⟨

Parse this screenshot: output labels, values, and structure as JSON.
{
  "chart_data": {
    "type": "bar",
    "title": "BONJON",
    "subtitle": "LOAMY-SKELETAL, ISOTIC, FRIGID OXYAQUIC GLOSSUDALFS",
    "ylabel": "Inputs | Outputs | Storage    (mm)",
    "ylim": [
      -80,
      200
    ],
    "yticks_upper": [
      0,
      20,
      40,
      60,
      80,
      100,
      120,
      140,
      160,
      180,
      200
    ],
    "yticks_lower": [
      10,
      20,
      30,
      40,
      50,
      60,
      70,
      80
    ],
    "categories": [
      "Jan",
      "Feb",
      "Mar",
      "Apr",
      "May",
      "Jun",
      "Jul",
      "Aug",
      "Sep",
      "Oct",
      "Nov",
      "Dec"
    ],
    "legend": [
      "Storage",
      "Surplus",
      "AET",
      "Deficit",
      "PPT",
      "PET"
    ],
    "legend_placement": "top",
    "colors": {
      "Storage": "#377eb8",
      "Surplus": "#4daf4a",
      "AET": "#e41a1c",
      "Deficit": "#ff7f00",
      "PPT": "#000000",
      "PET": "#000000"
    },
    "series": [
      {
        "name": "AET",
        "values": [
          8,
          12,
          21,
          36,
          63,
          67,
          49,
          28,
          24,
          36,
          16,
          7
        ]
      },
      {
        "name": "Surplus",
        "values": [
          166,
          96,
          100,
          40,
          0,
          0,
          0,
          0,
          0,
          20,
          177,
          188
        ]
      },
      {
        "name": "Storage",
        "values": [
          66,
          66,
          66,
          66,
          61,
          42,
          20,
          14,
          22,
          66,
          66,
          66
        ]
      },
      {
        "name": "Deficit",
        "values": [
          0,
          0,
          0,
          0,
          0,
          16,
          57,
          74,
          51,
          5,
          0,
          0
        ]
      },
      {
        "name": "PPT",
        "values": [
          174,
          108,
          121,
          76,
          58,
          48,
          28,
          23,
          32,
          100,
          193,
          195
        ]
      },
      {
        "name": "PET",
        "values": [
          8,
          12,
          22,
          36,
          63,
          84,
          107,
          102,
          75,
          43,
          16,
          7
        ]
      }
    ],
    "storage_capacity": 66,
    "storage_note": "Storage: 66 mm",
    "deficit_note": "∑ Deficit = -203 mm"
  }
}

⟩

→ Task instructions:
Write out every record verbatim.

→ Solution to the exercise:
Parse this screenshot: output labels, values, and structure as JSON.
{
  "chart_data": {
    "type": "bar",
    "title": "BONJON",
    "subtitle": "LOAMY-SKELETAL, ISOTIC, FRIGID OXYAQUIC GLOSSUDALFS",
    "ylabel": "Inputs | Outputs | Storage    (mm)",
    "ylim": [
      -80,
      200
    ],
    "yticks_upper": [
      0,
      20,
      40,
      60,
      80,
      100,
      120,
      140,
      160,
      180,
      200
    ],
    "yticks_lower": [
      10,
      20,
      30,
      40,
      50,
      60,
      70,
      80
    ],
    "categories": [
      "Jan",
      "Feb",
      "Mar",
      "Apr",
      "May",
      "Jun",
      "Jul",
      "Aug",
      "Sep",
      "Oct",
      "Nov",
      "Dec"
    ],
    "legend": [
      "Storage",
      "Surplus",
      "AET",
      "Deficit",
      "PPT",
      "PET"
    ],
    "legend_placement": "top",
    "colors": {
      "Storage": "#377eb8",
      "Surplus": "#4daf4a",
      "AET": "#e41a1c",
      "Deficit": "#ff7f00",
      "PPT": "#000000",
      "PET": "#000000"
    },
    "series": [
      {
        "name": "AET",
        "values": [
          8,
          12,
          21,
          36,
          63,
          67,
          49,
          28,
          24,
          36,
          16,
          7
        ]
      },
      {
        "name": "Surplus",
        "values": [
          166,
          96,
          100,
          40,
          0,
          0,
          0,
          0,
          0,
          20,
          177,
          188
        ]
      },
      {
        "name": "Storage",
        "values": [
          66,
          66,
          66,
          66,
          61,
          42,
          20,
          14,
          22,
          66,
          66,
          66
        ]
      },
      {
        "name": "Deficit",
        "values": [
          0,
          0,
          0,
          0,
          0,
          16,
          57,
          74,
          51,
          5,
          0,
          0
        ]
      },
      {
        "name": "PPT",
        "values": [
          174,
          108,
          121,
          76,
          58,
          48,
          28,
          23,
          32,
          100,
          193,
          195
        ]
      },
      {
        "name": "PET",
        "values": [
          8,
          12,
          22,
          36,
          63,
          84,
          107,
          102,
          75,
          43,
          16,
          7
        ]
      }
    ],
    "storage_capacity": 66,
    "storage_note": "Storage: 66 mm",
    "deficit_note": "∑ Deficit = -203 mm"
  }
}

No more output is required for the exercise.